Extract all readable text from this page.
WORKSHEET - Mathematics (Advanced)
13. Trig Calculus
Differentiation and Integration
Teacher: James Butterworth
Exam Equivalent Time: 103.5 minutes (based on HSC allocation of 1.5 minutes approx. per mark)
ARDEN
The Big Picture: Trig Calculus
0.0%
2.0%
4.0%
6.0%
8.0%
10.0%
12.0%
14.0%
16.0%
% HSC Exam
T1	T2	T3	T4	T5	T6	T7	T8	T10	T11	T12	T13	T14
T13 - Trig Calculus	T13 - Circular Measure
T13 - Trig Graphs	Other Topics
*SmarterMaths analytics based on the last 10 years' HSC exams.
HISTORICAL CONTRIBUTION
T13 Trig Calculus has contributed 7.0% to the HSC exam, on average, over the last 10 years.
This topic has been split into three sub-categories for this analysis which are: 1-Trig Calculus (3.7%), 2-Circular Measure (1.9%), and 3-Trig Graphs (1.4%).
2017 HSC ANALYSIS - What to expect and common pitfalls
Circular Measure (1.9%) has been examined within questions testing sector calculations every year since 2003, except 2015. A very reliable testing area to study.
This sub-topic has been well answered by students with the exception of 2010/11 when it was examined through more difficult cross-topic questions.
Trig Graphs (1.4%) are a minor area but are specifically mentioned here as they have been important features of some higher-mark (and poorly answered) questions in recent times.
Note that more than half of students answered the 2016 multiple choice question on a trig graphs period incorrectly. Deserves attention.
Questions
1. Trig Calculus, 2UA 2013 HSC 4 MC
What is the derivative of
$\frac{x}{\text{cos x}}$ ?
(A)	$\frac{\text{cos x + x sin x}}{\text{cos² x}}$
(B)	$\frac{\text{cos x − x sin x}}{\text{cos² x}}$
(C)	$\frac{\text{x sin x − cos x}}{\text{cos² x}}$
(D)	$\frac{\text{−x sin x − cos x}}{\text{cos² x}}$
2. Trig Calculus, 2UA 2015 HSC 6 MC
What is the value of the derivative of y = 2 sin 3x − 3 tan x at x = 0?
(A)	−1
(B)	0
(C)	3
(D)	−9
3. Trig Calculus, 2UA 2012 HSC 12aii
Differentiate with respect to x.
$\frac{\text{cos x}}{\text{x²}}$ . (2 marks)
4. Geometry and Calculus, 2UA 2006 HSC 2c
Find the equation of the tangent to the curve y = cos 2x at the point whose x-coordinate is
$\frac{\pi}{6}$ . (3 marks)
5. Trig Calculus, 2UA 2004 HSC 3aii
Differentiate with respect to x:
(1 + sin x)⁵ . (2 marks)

TASK TO CARRY OUT:
Transcribe the whole listing with nothing added or left out.

FINAL ANSWER:
Extract all readable text from this page.
WORKSHEET - Mathematics (Advanced)
13. Trig Calculus
Differentiation and Integration
Teacher: James Butterworth
Exam Equivalent Time: 103.5 minutes (based on HSC allocation of 1.5 minutes approx. per mark)
ARDEN
The Big Picture: Trig Calculus
0.0%
2.0%
4.0%
6.0%
8.0%
10.0%
12.0%
14.0%
16.0%
% HSC Exam
T1	T2	T3	T4	T5	T6	T7	T8	T10	T11	T12	T13	T14
T13 - Trig Calculus	T13 - Circular Measure
T13 - Trig Graphs	Other Topics
*SmarterMaths analytics based on the last 10 years' HSC exams.
HISTORICAL CONTRIBUTION
T13 Trig Calculus has contributed 7.0% to the HSC exam, on average, over the last 10 years.
This topic has been split into three sub-categories for this analysis which are: 1-Trig Calculus (3.7%), 2-Circular Measure (1.9%), and 3-Trig Graphs (1.4%).
2017 HSC ANALYSIS - What to expect and common pitfalls
Circular Measure (1.9%) has been examined within questions testing sector calculations every year since 2003, except 2015. A very reliable testing area to study.
This sub-topic has been well answered by students with the exception of 2010/11 when it was examined through more difficult cross-topic questions.
Trig Graphs (1.4%) are a minor area but are specifically mentioned here as they have been important features of some higher-mark (and poorly answered) questions in recent times.
Note that more than half of students answered the 2016 multiple choice question on a trig graphs period incorrectly. Deserves attention.
Questions
1. Trig Calculus, 2UA 2013 HSC 4 MC
What is the derivative of
$\frac{x}{\text{cos x}}$ ?
(A)	$\frac{\text{cos x + x sin x}}{\text{cos² x}}$
(B)	$\frac{\text{cos x − x sin x}}{\text{cos² x}}$
(C)	$\frac{\text{x sin x − cos x}}{\text{cos² x}}$
(D)	$\frac{\text{−x sin x − cos x}}{\text{cos² x}}$
2. Trig Calculus, 2UA 2015 HSC 6 MC
What is the value of the derivative of y = 2 sin 3x − 3 tan x at x = 0?
(A)	−1
(B)	0
(C)	3
(D)	−9
3. Trig Calculus, 2UA 2012 HSC 12aii
Differentiate with respect to x.
$\frac{\text{cos x}}{\text{x²}}$ . (2 marks)
4. Geometry and Calculus, 2UA 2006 HSC 2c
Find the equation of the tangent to the curve y = cos 2x at the point whose x-coordinate is
$\frac{\pi}{6}$ . (3 marks)
5. Trig Calculus, 2UA 2004 HSC 3aii
Differentiate with respect to x:
(1 + sin x)⁵ . (2 marks)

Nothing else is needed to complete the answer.